> _Task objective_: In the entries below, count each line holding the word "العلمية". Answer with the total alone.

> _Given data_:
== == ==
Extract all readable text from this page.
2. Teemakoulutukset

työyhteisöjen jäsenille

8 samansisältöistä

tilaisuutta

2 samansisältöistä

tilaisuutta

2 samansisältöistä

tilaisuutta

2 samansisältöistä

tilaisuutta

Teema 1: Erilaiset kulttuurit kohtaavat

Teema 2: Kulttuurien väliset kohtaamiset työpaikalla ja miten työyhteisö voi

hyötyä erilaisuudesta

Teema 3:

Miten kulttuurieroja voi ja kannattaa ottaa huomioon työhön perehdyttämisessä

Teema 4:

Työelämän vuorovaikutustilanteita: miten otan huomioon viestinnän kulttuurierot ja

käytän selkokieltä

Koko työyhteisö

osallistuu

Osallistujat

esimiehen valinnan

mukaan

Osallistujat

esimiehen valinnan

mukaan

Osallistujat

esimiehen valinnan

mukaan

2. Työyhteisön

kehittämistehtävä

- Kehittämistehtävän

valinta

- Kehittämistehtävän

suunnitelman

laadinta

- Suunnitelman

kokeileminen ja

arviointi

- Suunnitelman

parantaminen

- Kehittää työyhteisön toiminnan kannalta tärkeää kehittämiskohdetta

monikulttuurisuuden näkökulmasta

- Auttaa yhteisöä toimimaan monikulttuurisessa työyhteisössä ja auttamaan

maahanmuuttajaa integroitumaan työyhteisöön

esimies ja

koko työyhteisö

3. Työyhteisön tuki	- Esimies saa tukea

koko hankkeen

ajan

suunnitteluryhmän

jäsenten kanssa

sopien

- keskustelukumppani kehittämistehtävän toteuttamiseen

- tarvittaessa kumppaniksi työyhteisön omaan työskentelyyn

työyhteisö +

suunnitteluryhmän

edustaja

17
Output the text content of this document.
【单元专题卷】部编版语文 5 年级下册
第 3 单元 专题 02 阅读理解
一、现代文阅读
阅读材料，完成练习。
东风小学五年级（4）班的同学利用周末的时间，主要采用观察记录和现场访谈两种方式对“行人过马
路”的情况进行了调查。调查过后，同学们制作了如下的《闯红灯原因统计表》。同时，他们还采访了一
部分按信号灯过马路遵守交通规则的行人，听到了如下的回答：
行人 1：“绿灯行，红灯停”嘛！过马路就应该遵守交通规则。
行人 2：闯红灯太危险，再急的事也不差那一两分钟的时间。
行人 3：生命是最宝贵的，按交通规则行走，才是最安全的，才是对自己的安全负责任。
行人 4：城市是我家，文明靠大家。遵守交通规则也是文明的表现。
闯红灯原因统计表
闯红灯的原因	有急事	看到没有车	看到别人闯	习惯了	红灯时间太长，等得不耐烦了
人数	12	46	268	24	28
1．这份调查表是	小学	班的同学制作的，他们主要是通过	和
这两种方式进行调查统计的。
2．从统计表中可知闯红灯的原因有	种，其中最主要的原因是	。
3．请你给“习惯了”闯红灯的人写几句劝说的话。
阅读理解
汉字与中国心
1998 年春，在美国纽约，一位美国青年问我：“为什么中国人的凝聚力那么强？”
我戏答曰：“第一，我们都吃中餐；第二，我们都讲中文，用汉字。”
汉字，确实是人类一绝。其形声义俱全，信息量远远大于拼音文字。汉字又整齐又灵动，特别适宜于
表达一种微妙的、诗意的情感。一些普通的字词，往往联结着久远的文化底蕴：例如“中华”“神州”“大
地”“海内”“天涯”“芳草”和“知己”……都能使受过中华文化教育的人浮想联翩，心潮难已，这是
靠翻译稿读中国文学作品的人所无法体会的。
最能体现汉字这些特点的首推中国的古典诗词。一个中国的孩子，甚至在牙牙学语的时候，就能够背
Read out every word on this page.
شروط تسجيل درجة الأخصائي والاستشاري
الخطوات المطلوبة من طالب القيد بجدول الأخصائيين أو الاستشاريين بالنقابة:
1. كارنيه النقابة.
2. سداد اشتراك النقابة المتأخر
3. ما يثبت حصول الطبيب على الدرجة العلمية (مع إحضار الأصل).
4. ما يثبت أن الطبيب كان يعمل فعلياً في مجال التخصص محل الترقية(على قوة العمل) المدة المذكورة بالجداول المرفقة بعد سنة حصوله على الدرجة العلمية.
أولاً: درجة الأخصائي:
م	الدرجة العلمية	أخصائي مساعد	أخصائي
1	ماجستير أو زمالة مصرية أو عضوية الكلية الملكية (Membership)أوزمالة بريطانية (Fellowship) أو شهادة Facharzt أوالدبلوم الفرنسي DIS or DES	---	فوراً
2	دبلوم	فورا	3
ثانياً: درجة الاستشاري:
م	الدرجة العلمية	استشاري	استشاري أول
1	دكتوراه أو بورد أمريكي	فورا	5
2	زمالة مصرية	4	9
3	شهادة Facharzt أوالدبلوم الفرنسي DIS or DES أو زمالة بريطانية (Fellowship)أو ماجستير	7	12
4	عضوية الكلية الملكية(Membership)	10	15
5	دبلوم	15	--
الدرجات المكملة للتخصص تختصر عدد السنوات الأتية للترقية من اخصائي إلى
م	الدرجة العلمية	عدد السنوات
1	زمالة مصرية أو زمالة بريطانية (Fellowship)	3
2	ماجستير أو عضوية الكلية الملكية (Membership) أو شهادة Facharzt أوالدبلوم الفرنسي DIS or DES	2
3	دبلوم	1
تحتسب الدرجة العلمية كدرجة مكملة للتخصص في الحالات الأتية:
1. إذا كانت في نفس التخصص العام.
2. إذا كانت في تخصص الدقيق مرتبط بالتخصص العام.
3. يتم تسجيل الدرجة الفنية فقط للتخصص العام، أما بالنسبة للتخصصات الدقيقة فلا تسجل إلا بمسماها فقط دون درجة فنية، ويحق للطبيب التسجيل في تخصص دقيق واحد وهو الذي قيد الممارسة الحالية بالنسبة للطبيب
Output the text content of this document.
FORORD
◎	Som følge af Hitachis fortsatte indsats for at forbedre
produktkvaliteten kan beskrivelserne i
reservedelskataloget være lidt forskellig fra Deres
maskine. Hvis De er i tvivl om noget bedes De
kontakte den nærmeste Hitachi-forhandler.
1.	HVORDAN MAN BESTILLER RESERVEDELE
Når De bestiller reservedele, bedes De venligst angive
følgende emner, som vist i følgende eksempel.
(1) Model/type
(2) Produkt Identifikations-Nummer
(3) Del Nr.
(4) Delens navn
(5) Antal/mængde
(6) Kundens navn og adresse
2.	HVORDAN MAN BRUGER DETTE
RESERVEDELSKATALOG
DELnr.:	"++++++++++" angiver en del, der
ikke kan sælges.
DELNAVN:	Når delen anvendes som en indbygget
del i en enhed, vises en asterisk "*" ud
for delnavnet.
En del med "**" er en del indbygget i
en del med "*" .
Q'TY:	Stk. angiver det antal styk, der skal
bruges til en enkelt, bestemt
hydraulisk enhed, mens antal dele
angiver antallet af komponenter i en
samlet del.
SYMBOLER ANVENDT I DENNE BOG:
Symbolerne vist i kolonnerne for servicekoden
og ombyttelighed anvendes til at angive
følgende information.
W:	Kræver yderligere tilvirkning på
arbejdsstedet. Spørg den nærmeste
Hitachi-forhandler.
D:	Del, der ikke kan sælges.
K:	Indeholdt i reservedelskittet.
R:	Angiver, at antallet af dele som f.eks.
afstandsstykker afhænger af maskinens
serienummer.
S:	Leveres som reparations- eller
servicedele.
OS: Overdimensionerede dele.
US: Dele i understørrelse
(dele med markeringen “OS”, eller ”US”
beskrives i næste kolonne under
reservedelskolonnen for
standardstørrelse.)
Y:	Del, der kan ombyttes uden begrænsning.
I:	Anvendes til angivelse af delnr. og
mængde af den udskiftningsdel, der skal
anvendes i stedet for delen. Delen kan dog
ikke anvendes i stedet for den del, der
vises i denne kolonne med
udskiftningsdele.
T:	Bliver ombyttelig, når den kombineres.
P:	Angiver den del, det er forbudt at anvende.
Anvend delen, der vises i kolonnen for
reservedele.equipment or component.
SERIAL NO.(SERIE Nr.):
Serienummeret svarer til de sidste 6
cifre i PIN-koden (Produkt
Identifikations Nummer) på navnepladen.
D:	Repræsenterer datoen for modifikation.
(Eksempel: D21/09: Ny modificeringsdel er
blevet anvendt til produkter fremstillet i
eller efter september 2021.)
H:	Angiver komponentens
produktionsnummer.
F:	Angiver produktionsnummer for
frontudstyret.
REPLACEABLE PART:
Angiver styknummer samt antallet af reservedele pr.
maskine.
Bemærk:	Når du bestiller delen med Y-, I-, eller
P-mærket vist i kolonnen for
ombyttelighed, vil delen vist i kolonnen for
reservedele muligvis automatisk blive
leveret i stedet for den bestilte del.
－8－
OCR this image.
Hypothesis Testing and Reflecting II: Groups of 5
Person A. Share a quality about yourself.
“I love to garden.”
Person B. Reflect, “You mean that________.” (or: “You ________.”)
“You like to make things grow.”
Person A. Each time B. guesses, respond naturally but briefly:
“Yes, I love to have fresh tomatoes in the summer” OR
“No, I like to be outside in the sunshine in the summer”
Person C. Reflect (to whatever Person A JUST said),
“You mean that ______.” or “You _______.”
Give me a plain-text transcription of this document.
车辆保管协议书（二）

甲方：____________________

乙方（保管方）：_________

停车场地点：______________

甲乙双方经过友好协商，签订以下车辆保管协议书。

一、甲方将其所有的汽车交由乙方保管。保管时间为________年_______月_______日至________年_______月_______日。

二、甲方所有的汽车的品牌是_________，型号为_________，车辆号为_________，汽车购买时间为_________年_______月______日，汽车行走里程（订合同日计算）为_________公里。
== == ==
> _Answer to the problem_: 6